— Start of Extracted data —

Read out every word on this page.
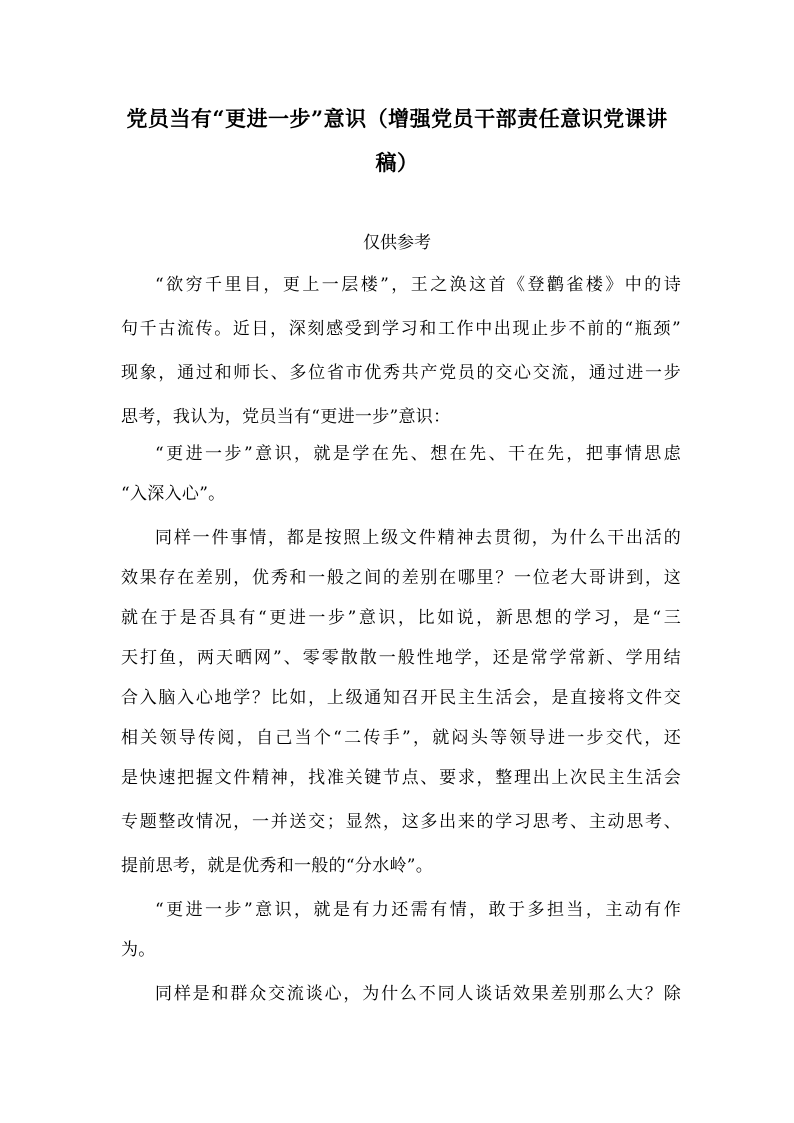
党员当有“更进一步”意识（增强党员干部责任意识党课讲
稿）
仅供参考
“欲穷千里目，更上一层楼”，王之涣这首《登鹳雀楼》中的诗
句千古流传。近日，深刻感受到学习和工作中出现止步不前的“瓶颈”
现象，通过和师长、多位省市优秀共产党员的交心交流，通过进一步
思考，我认为，党员当有“更进一步”意识：
“更进一步”意识，就是学在先、想在先、干在先，把事情思虑
“入深入心”。
同样一件事情，都是按照上级文件精神去贯彻，为什么干出活的
效果存在差别，优秀和一般之间的差别在哪里？一位老大哥讲到，这
就在于是否具有“更进一步”意识，比如说，新思想的学习，是“三
天打鱼，两天晒网”、零零散散一般性地学，还是常学常新、学用结
合入脑入心地学？比如，上级通知召开民主生活会，是直接将文件交
相关领导传阅，自己当个“二传手”，就闷头等领导进一步交代，还
是快速把握文件精神，找准关键节点、要求，整理出上次民主生活会
专题整改情况，一并送交；显然，这多出来的学习思考、主动思考、
提前思考，就是优秀和一般的“分水岭”。
“更进一步”意识，就是有力还需有情，敢于多担当，主动有作
为。
同样是和群众交流谈心，为什么不同人谈话效果差别那么大？除
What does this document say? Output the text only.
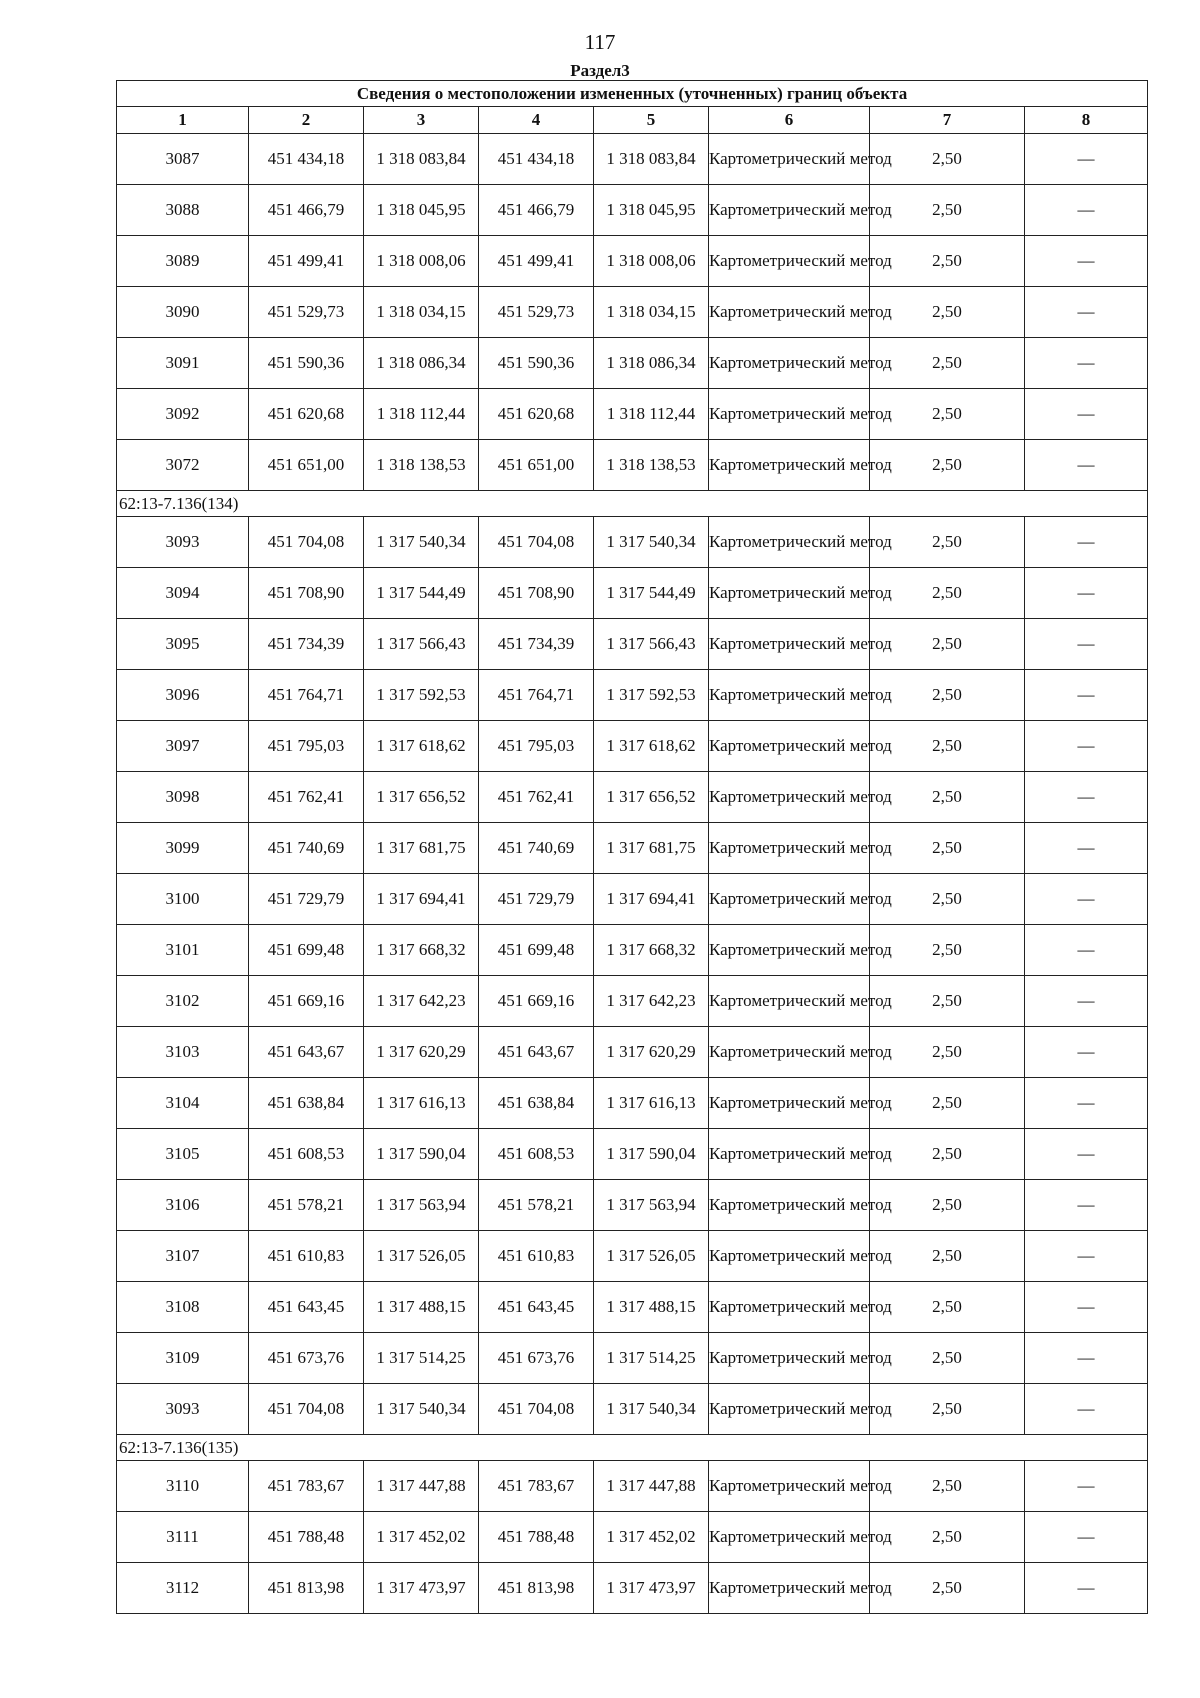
117
Раздел3
Сведения о местоположении измененных (уточненных) границ объекта							
1	2	3	4	5	6	7	8
3087	451 434,18	1 318 083,84	451 434,18	1 318 083,84	Картометрический метод	2,50	—
3088	451 466,79	1 318 045,95	451 466,79	1 318 045,95	Картометрический метод	2,50	—
3089	451 499,41	1 318 008,06	451 499,41	1 318 008,06	Картометрический метод	2,50	—
3090	451 529,73	1 318 034,15	451 529,73	1 318 034,15	Картометрический метод	2,50	—
3091	451 590,36	1 318 086,34	451 590,36	1 318 086,34	Картометрический метод	2,50	—
3092	451 620,68	1 318 112,44	451 620,68	1 318 112,44	Картометрический метод	2,50	—
3072	451 651,00	1 318 138,53	451 651,00	1 318 138,53	Картометрический метод	2,50	—
62:13-7.136(134)							
3093	451 704,08	1 317 540,34	451 704,08	1 317 540,34	Картометрический метод	2,50	—
3094	451 708,90	1 317 544,49	451 708,90	1 317 544,49	Картометрический метод	2,50	—
3095	451 734,39	1 317 566,43	451 734,39	1 317 566,43	Картометрический метод	2,50	—
3096	451 764,71	1 317 592,53	451 764,71	1 317 592,53	Картометрический метод	2,50	—
3097	451 795,03	1 317 618,62	451 795,03	1 317 618,62	Картометрический метод	2,50	—
3098	451 762,41	1 317 656,52	451 762,41	1 317 656,52	Картометрический метод	2,50	—
3099	451 740,69	1 317 681,75	451 740,69	1 317 681,75	Картометрический метод	2,50	—
3100	451 729,79	1 317 694,41	451 729,79	1 317 694,41	Картометрический метод	2,50	—
3101	451 699,48	1 317 668,32	451 699,48	1 317 668,32	Картометрический метод	2,50	—
3102	451 669,16	1 317 642,23	451 669,16	1 317 642,23	Картометрический метод	2,50	—
3103	451 643,67	1 317 620,29	451 643,67	1 317 620,29	Картометрический метод	2,50	—
3104	451 638,84	1 317 616,13	451 638,84	1 317 616,13	Картометрический метод	2,50	—
3105	451 608,53	1 317 590,04	451 608,53	1 317 590,04	Картометрический метод	2,50	—
3106	451 578,21	1 317 563,94	451 578,21	1 317 563,94	Картометрический метод	2,50	—
3107	451 610,83	1 317 526,05	451 610,83	1 317 526,05	Картометрический метод	2,50	—
3108	451 643,45	1 317 488,15	451 643,45	1 317 488,15	Картометрический метод	2,50	—
3109	451 673,76	1 317 514,25	451 673,76	1 317 514,25	Картометрический метод	2,50	—
3093	451 704,08	1 317 540,34	451 704,08	1 317 540,34	Картометрический метод	2,50	—
62:13-7.136(135)							
3110	451 783,67	1 317 447,88	451 783,67	1 317 447,88	Картометрический метод	2,50	—
3111	451 788,48	1 317 452,02	451 788,48	1 317 452,02	Картометрический метод	2,50	—
3112	451 813,98	1 317 473,97	451 813,98	1 317 473,97	Картометрический метод	2,50	—
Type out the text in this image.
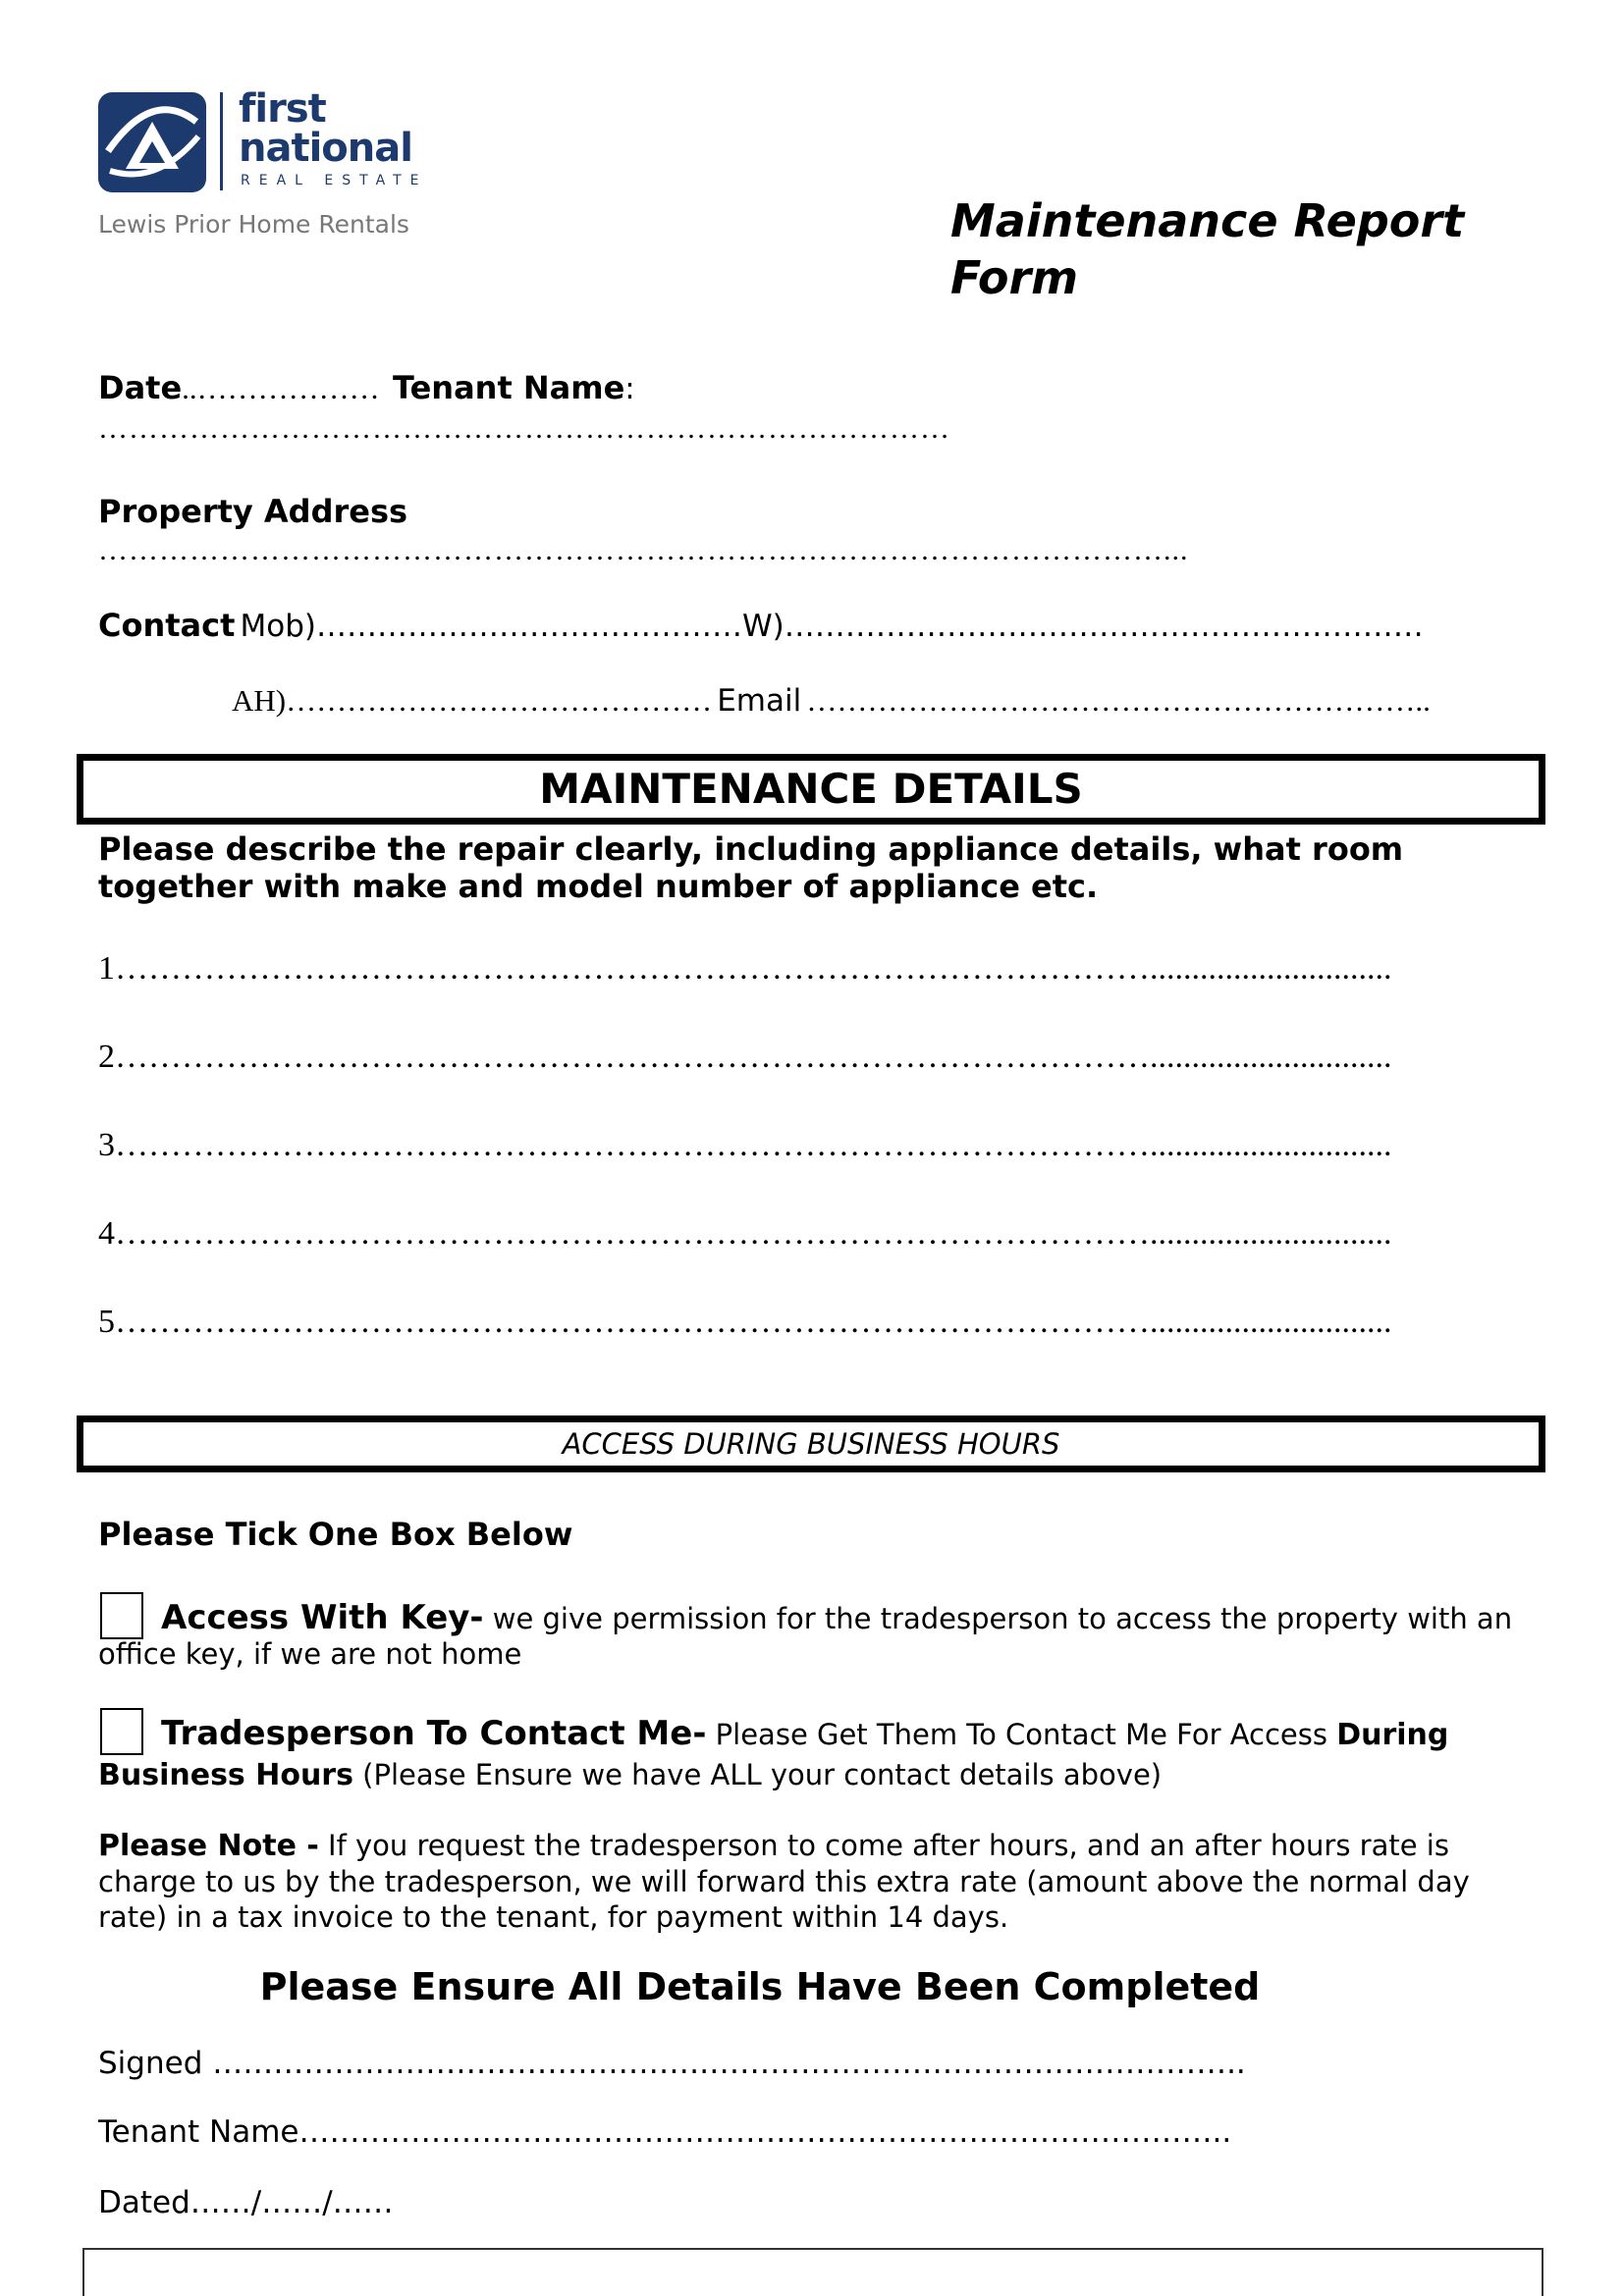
first
national
REAL ESTATE
Lewis Prior Home Rentals	Maintenance Report Form
Date..……………… Tenant Name:
…………………………………………………………………………
Property Address
……………………………………………………………………………………………...
Contact Mob)……………………………………W)………………………………………………………
AH)…………………………………… Email ……………………………………………………..
MAINTENANCE DETAILS
Please describe the repair clearly, including appliance details, what room together with make and model number of appliance etc.
1………………………………………………………………………………….............................
2………………………………………………………………………………….............................
3………………………………………………………………………………….............................
4………………………………………………………………………………….............................
5………………………………………………………………………………….............................
ACCESS DURING BUSINESS HOURS
Please Tick One Box Below
Access With Key- we give permission for the tradesperson to access the property with an office key, if we are not home
Tradesperson To Contact Me- Please Get Them To Contact Me For Access During Business Hours (Please Ensure we have ALL your contact details above)
Please Note - If you request the tradesperson to come after hours, and an after hours rate is charge to us by the tradesperson, we will forward this extra rate (amount above the normal day rate) in a tax invoice to the tenant, for payment within 14 days.
Please Ensure All Details Have Been Completed
Signed ………………………………………….……………………………………………..
Tenant Name………………………………………………………………………………..
Dated……/……/……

— End of Extracted data —

Exclude the pictures and repeat every other part of the records word for word.

> Reply:
Read out every word on this page.
党员当有“更进一步”意识（增强党员干部责任意识党课讲
稿）
仅供参考
“欲穷千里目，更上一层楼”，王之涣这首《登鹳雀楼》中的诗
句千古流传。近日，深刻感受到学习和工作中出现止步不前的“瓶颈”
现象，通过和师长、多位省市优秀共产党员的交心交流，通过进一步
思考，我认为，党员当有“更进一步”意识：
“更进一步”意识，就是学在先、想在先、干在先，把事情思虑
“入深入心”。
同样一件事情，都是按照上级文件精神去贯彻，为什么干出活的
效果存在差别，优秀和一般之间的差别在哪里？一位老大哥讲到，这
就在于是否具有“更进一步”意识，比如说，新思想的学习，是“三
天打鱼，两天晒网”、零零散散一般性地学，还是常学常新、学用结
合入脑入心地学？比如，上级通知召开民主生活会，是直接将文件交
相关领导传阅，自己当个“二传手”，就闷头等领导进一步交代，还
是快速把握文件精神，找准关键节点、要求，整理出上次民主生活会
专题整改情况，一并送交；显然，这多出来的学习思考、主动思考、
提前思考，就是优秀和一般的“分水岭”。
“更进一步”意识，就是有力还需有情，敢于多担当，主动有作
为。
同样是和群众交流谈心，为什么不同人谈话效果差别那么大？除
What does this document say? Output the text only.
117
Раздел3
Сведения о местоположении измененных (уточненных) границ объекта							
1	2	3	4	5	6	7	8
3087	451 434,18	1 318 083,84	451 434,18	1 318 083,84	Картометрический метод	2,50	—
3088	451 466,79	1 318 045,95	451 466,79	1 318 045,95	Картометрический метод	2,50	—
3089	451 499,41	1 318 008,06	451 499,41	1 318 008,06	Картометрический метод	2,50	—
3090	451 529,73	1 318 034,15	451 529,73	1 318 034,15	Картометрический метод	2,50	—
3091	451 590,36	1 318 086,34	451 590,36	1 318 086,34	Картометрический метод	2,50	—
3092	451 620,68	1 318 112,44	451 620,68	1 318 112,44	Картометрический метод	2,50	—
3072	451 651,00	1 318 138,53	451 651,00	1 318 138,53	Картометрический метод	2,50	—
62:13-7.136(134)							
3093	451 704,08	1 317 540,34	451 704,08	1 317 540,34	Картометрический метод	2,50	—
3094	451 708,90	1 317 544,49	451 708,90	1 317 544,49	Картометрический метод	2,50	—
3095	451 734,39	1 317 566,43	451 734,39	1 317 566,43	Картометрический метод	2,50	—
3096	451 764,71	1 317 592,53	451 764,71	1 317 592,53	Картометрический метод	2,50	—
3097	451 795,03	1 317 618,62	451 795,03	1 317 618,62	Картометрический метод	2,50	—
3098	451 762,41	1 317 656,52	451 762,41	1 317 656,52	Картометрический метод	2,50	—
3099	451 740,69	1 317 681,75	451 740,69	1 317 681,75	Картометрический метод	2,50	—
3100	451 729,79	1 317 694,41	451 729,79	1 317 694,41	Картометрический метод	2,50	—
3101	451 699,48	1 317 668,32	451 699,48	1 317 668,32	Картометрический метод	2,50	—
3102	451 669,16	1 317 642,23	451 669,16	1 317 642,23	Картометрический метод	2,50	—
3103	451 643,67	1 317 620,29	451 643,67	1 317 620,29	Картометрический метод	2,50	—
3104	451 638,84	1 317 616,13	451 638,84	1 317 616,13	Картометрический метод	2,50	—
3105	451 608,53	1 317 590,04	451 608,53	1 317 590,04	Картометрический метод	2,50	—
3106	451 578,21	1 317 563,94	451 578,21	1 317 563,94	Картометрический метод	2,50	—
3107	451 610,83	1 317 526,05	451 610,83	1 317 526,05	Картометрический метод	2,50	—
3108	451 643,45	1 317 488,15	451 643,45	1 317 488,15	Картометрический метод	2,50	—
3109	451 673,76	1 317 514,25	451 673,76	1 317 514,25	Картометрический метод	2,50	—
3093	451 704,08	1 317 540,34	451 704,08	1 317 540,34	Картометрический метод	2,50	—
62:13-7.136(135)							
3110	451 783,67	1 317 447,88	451 783,67	1 317 447,88	Картометрический метод	2,50	—
3111	451 788,48	1 317 452,02	451 788,48	1 317 452,02	Картометрический метод	2,50	—
3112	451 813,98	1 317 473,97	451 813,98	1 317 473,97	Картометрический метод	2,50	—
Type out the text in this image.
first
national
REAL ESTATE
Lewis Prior Home Rentals	Maintenance Report Form
Date..……………… Tenant Name:
…………………………………………………………………………
Property Address
……………………………………………………………………………………………...
Contact Mob)……………………………………W)………………………………………………………
AH)…………………………………… Email ……………………………………………………..
MAINTENANCE DETAILS
Please describe the repair clearly, including appliance details, what room together with make and model number of appliance etc.
1………………………………………………………………………………….............................
2………………………………………………………………………………….............................
3………………………………………………………………………………….............................
4………………………………………………………………………………….............................
5………………………………………………………………………………….............................
ACCESS DURING BUSINESS HOURS
Please Tick One Box Below
Access With Key- we give permission for the tradesperson to access the property with an office key, if we are not home
Tradesperson To Contact Me- Please Get Them To Contact Me For Access During Business Hours (Please Ensure we have ALL your contact details above)
Please Note - If you request the tradesperson to come after hours, and an after hours rate is charge to us by the tradesperson, we will forward this extra rate (amount above the normal day rate) in a tax invoice to the tenant, for payment within 14 days.
Please Ensure All Details Have Been Completed
Signed ………………………………………….……………………………………………..
Tenant Name………………………………………………………………………………..
Dated……/……/……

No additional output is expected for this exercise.